======== Recorded information ========
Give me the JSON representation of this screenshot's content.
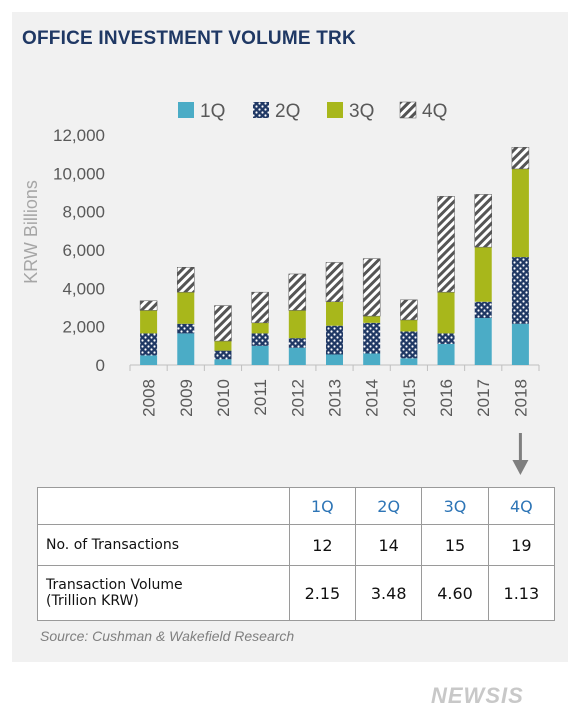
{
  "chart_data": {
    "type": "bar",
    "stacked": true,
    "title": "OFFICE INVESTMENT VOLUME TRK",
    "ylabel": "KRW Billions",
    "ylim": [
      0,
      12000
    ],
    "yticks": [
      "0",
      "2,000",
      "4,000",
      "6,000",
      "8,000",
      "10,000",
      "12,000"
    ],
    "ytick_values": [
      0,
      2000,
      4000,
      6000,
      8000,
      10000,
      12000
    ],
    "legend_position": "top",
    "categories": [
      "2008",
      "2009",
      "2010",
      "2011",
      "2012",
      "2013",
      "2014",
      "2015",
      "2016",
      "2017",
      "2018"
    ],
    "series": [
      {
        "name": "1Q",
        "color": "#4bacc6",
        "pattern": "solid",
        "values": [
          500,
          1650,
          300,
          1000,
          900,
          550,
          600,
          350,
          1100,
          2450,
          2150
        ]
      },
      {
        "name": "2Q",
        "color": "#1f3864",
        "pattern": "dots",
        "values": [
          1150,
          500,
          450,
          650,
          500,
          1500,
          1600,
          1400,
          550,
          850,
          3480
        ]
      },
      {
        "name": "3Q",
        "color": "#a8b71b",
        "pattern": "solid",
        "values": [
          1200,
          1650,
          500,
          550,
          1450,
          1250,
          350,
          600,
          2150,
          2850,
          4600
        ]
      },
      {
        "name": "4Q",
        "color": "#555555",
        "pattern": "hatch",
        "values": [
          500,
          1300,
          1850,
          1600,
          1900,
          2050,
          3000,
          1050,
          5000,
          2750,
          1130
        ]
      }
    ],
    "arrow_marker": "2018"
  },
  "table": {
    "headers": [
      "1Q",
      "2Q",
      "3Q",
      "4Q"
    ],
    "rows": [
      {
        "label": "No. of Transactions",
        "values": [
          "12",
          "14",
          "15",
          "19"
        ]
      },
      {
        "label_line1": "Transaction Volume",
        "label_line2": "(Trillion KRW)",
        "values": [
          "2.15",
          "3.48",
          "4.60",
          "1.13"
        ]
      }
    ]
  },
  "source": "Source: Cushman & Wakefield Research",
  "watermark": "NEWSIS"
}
========
What is required => Repeat the listing in full and exactly. Do not include any images.

Output =>
Give me the JSON representation of this screenshot's content.
{
  "chart_data": {
    "type": "bar",
    "stacked": true,
    "title": "OFFICE INVESTMENT VOLUME TRK",
    "ylabel": "KRW Billions",
    "ylim": [
      0,
      12000
    ],
    "yticks": [
      "0",
      "2,000",
      "4,000",
      "6,000",
      "8,000",
      "10,000",
      "12,000"
    ],
    "ytick_values": [
      0,
      2000,
      4000,
      6000,
      8000,
      10000,
      12000
    ],
    "legend_position": "top",
    "categories": [
      "2008",
      "2009",
      "2010",
      "2011",
      "2012",
      "2013",
      "2014",
      "2015",
      "2016",
      "2017",
      "2018"
    ],
    "series": [
      {
        "name": "1Q",
        "color": "#4bacc6",
        "pattern": "solid",
        "values": [
          500,
          1650,
          300,
          1000,
          900,
          550,
          600,
          350,
          1100,
          2450,
          2150
        ]
      },
      {
        "name": "2Q",
        "color": "#1f3864",
        "pattern": "dots",
        "values": [
          1150,
          500,
          450,
          650,
          500,
          1500,
          1600,
          1400,
          550,
          850,
          3480
        ]
      },
      {
        "name": "3Q",
        "color": "#a8b71b",
        "pattern": "solid",
        "values": [
          1200,
          1650,
          500,
          550,
          1450,
          1250,
          350,
          600,
          2150,
          2850,
          4600
        ]
      },
      {
        "name": "4Q",
        "color": "#555555",
        "pattern": "hatch",
        "values": [
          500,
          1300,
          1850,
          1600,
          1900,
          2050,
          3000,
          1050,
          5000,
          2750,
          1130
        ]
      }
    ],
    "arrow_marker": "2018"
  },
  "table": {
    "headers": [
      "1Q",
      "2Q",
      "3Q",
      "4Q"
    ],
    "rows": [
      {
        "label": "No. of Transactions",
        "values": [
          "12",
          "14",
          "15",
          "19"
        ]
      },
      {
        "label_line1": "Transaction Volume",
        "label_line2": "(Trillion KRW)",
        "values": [
          "2.15",
          "3.48",
          "4.60",
          "1.13"
        ]
      }
    ]
  },
  "source": "Source: Cushman & Wakefield Research",
  "watermark": "NEWSIS"
}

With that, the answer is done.